::: INPUT RECORDS :::

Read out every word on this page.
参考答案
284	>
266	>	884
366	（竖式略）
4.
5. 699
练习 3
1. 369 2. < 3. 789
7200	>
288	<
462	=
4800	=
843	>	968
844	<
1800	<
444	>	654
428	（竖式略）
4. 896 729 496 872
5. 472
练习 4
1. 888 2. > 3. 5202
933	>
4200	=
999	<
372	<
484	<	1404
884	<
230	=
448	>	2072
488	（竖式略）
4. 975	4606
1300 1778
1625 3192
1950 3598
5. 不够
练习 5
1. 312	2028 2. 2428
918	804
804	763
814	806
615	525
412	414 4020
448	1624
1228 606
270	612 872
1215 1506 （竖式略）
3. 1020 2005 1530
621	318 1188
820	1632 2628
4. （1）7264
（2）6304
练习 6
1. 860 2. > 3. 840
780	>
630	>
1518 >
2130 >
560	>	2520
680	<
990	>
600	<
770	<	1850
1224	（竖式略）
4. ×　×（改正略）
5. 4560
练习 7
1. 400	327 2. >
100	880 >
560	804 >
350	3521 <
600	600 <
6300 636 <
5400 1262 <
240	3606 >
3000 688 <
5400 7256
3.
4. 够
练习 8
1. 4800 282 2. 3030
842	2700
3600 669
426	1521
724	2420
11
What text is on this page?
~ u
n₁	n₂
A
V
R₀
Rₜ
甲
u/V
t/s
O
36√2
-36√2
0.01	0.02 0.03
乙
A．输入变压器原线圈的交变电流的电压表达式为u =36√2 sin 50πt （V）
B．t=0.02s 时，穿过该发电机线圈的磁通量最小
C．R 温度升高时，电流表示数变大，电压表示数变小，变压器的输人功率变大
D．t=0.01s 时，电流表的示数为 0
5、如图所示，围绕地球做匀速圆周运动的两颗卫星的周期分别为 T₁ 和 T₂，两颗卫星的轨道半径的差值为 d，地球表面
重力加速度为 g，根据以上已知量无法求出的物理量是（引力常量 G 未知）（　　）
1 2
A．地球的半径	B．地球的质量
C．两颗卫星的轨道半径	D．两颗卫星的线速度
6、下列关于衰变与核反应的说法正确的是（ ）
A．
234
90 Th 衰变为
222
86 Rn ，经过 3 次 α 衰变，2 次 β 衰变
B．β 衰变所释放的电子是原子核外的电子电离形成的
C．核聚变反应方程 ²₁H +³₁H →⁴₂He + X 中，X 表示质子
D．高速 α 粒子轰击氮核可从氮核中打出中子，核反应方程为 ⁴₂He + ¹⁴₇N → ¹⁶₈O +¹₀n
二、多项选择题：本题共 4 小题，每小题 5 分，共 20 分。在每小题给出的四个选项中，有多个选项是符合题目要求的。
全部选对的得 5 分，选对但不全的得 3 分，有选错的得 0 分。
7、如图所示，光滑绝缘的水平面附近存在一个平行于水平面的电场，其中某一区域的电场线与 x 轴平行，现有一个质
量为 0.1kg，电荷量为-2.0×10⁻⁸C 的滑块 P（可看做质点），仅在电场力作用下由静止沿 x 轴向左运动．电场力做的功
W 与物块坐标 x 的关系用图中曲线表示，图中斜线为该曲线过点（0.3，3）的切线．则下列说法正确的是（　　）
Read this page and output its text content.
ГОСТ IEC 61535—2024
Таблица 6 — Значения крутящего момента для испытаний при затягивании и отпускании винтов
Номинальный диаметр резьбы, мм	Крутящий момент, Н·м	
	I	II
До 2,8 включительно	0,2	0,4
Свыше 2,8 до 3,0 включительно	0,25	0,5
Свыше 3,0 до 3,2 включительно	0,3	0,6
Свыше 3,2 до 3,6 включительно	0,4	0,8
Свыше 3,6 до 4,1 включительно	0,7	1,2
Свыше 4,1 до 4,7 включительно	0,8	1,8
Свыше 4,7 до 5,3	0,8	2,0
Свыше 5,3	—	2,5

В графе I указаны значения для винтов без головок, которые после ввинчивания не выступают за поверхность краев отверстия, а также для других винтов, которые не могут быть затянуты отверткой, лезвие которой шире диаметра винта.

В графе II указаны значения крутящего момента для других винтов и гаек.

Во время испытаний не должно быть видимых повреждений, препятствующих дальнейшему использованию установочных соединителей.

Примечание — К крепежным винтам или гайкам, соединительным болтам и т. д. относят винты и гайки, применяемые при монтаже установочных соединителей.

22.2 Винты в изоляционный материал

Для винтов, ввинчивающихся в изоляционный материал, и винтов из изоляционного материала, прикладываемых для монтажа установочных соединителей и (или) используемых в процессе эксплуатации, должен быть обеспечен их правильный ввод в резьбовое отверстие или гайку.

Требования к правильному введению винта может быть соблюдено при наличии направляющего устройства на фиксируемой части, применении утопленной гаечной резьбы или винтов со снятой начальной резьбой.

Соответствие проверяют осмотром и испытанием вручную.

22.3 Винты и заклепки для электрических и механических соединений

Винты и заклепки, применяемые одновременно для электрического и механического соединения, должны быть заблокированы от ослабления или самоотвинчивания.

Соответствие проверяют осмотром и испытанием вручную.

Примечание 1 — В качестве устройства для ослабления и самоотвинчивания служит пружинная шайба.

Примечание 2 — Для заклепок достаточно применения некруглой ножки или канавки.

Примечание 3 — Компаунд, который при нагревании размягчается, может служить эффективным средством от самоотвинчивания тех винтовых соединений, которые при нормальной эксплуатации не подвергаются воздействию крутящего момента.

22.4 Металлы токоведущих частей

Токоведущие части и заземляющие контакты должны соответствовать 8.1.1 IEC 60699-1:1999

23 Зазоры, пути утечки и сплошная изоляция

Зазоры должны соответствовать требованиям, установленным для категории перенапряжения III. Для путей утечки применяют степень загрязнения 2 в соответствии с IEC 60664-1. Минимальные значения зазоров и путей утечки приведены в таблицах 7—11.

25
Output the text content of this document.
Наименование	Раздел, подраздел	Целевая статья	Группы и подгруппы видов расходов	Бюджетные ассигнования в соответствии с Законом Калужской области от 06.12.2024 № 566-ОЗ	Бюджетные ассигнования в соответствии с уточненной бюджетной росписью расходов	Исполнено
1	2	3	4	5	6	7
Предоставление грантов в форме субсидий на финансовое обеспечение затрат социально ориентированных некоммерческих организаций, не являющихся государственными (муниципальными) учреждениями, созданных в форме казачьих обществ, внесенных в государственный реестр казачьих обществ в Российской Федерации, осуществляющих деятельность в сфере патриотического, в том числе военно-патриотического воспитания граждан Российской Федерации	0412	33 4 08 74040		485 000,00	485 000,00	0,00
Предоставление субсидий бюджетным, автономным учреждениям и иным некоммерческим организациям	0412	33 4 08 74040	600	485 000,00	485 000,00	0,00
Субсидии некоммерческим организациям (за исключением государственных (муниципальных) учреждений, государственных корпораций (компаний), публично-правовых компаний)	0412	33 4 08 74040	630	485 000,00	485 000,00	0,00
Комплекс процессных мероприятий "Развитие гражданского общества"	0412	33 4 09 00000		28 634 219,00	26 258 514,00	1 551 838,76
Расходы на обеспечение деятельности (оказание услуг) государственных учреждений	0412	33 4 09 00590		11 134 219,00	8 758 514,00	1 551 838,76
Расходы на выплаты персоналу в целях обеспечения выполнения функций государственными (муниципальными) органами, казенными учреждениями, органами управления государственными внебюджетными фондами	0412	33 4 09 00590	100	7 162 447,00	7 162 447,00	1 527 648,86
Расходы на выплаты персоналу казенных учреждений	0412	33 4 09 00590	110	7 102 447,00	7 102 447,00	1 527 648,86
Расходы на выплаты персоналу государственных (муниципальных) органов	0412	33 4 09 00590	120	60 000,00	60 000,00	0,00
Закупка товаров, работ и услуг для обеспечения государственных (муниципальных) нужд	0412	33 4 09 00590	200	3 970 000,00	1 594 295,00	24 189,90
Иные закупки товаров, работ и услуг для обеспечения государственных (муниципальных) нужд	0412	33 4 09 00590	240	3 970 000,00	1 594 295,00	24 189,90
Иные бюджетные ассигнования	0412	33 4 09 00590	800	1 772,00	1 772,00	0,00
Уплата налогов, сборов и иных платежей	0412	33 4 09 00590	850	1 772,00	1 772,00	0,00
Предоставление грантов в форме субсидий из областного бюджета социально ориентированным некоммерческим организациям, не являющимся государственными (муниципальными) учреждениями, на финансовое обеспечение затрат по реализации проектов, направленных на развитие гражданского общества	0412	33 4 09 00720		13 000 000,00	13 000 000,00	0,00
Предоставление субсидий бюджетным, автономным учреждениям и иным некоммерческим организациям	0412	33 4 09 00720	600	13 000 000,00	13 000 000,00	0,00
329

:::

Select the lines from the entries that include the word "части".

### ANSWER TO THIS EXERCISE
Требования к правильному введению винта может быть соблюдено при наличии направляющего устройства на фиксируемой части, применении утопленной гаечной резьбы или винтов со снятой начальной резьбой.
Токоведущие части и заземляющие контакты должны соответствовать 8.1.1 IEC 60699-1:1999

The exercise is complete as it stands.